• [Exercise requirements] Go through the listing and copy each line with the string "this".

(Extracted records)
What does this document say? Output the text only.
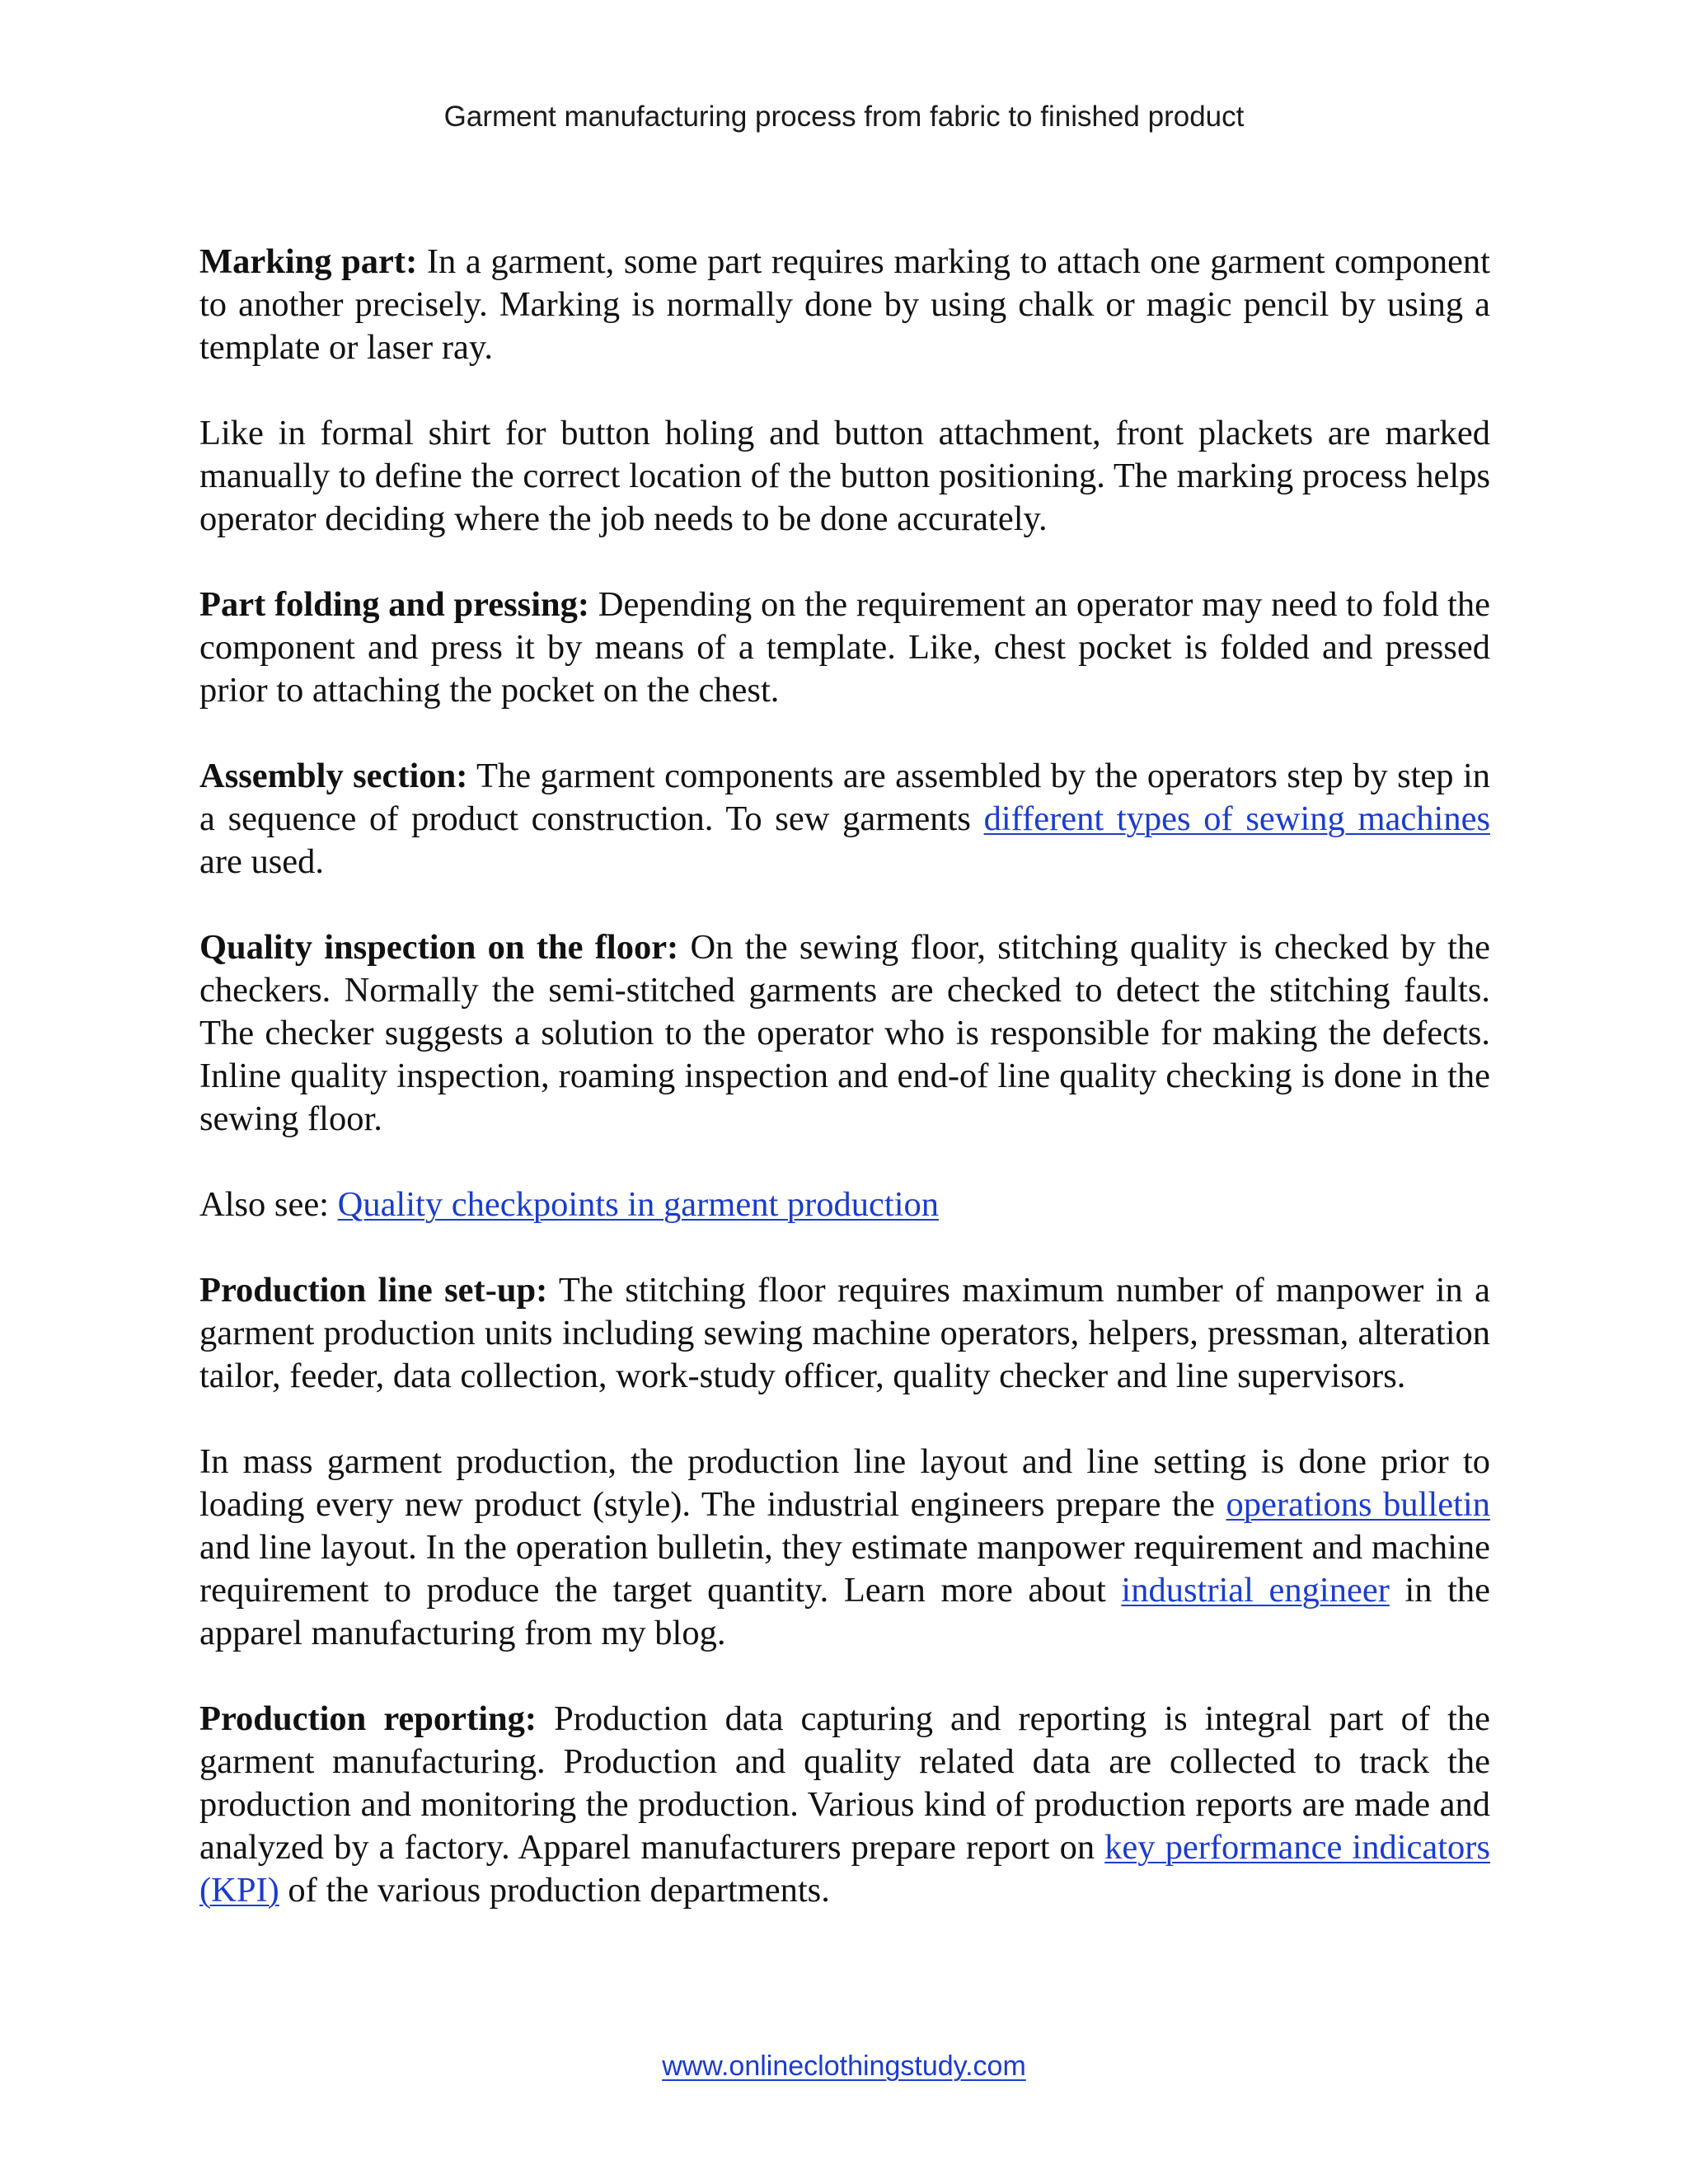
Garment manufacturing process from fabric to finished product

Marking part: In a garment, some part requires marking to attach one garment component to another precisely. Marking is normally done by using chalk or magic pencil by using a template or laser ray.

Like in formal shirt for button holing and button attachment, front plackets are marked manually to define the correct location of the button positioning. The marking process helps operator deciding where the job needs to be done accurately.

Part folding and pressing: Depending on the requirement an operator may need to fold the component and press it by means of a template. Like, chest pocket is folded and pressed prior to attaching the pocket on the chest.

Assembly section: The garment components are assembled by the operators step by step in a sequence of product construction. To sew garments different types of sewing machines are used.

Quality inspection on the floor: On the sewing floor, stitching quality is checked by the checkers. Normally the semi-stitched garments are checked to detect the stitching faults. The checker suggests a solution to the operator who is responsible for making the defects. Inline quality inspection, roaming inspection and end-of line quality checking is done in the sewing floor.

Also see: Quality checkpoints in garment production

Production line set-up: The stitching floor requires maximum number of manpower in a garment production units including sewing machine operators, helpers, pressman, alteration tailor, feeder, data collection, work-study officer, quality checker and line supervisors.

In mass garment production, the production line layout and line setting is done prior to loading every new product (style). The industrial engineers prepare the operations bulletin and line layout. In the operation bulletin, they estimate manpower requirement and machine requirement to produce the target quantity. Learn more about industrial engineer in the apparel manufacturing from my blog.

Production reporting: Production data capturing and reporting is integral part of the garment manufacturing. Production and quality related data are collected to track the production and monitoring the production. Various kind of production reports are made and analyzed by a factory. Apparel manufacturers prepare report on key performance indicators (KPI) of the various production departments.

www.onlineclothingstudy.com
--
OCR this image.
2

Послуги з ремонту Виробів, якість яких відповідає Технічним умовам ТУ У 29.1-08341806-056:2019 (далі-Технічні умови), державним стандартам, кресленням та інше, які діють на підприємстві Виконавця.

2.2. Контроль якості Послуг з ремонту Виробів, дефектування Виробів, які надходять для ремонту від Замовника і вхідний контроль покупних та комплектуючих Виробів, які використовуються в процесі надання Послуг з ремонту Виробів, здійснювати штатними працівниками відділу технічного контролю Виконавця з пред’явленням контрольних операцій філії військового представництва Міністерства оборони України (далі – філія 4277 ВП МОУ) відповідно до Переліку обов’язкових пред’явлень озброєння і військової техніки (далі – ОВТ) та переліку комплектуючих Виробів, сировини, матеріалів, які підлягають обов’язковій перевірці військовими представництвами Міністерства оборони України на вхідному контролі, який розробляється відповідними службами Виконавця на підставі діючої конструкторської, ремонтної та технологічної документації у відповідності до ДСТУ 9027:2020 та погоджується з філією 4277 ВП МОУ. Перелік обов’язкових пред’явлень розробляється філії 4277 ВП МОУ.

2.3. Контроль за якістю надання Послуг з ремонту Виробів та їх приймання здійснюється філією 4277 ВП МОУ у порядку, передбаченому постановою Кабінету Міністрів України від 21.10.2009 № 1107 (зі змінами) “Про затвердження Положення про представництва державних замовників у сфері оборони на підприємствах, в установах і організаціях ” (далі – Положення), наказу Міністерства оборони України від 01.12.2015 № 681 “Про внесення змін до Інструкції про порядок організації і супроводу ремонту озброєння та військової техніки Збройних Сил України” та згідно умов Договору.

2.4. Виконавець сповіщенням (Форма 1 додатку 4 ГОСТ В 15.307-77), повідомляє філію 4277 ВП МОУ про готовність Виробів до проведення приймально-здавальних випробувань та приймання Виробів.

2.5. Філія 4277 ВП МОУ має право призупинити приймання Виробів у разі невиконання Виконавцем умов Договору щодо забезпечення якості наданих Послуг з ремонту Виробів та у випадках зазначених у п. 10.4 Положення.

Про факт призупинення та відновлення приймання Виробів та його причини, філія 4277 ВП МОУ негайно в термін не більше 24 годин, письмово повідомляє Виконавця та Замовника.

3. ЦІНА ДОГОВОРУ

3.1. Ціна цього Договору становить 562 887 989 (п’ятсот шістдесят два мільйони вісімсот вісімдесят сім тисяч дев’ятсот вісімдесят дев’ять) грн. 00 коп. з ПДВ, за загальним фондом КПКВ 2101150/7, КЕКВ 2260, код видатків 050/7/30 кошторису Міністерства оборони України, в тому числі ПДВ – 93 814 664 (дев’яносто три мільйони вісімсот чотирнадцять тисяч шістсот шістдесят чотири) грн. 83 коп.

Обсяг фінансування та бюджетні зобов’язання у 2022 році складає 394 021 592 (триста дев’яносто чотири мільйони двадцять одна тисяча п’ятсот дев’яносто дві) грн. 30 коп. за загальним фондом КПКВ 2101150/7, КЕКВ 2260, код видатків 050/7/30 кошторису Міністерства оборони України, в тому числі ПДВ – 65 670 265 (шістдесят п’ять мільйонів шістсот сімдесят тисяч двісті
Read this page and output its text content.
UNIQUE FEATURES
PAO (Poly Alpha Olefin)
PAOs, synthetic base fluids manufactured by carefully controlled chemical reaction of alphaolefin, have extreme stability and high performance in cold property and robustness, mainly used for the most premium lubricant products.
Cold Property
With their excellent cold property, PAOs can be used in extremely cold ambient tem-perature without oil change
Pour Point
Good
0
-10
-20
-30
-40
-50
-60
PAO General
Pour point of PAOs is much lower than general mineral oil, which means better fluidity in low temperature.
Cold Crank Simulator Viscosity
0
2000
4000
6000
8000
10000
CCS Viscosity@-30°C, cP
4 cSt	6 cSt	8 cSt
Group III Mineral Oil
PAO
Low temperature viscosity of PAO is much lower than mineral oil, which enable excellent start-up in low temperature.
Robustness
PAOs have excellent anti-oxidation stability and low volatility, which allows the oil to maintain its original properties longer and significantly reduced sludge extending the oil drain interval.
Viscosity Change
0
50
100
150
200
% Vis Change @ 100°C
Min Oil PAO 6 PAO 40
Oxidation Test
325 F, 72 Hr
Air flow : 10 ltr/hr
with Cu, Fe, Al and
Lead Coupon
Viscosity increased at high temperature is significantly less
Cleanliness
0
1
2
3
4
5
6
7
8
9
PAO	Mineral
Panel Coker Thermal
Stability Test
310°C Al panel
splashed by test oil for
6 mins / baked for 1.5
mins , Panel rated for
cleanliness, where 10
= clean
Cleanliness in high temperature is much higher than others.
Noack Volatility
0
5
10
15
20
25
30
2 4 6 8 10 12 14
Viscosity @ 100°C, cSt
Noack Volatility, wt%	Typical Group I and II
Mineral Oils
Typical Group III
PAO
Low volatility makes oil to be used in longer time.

• [Task result]
What does this document say? Output the text only.
OCR this image.
Read this page and output its text content.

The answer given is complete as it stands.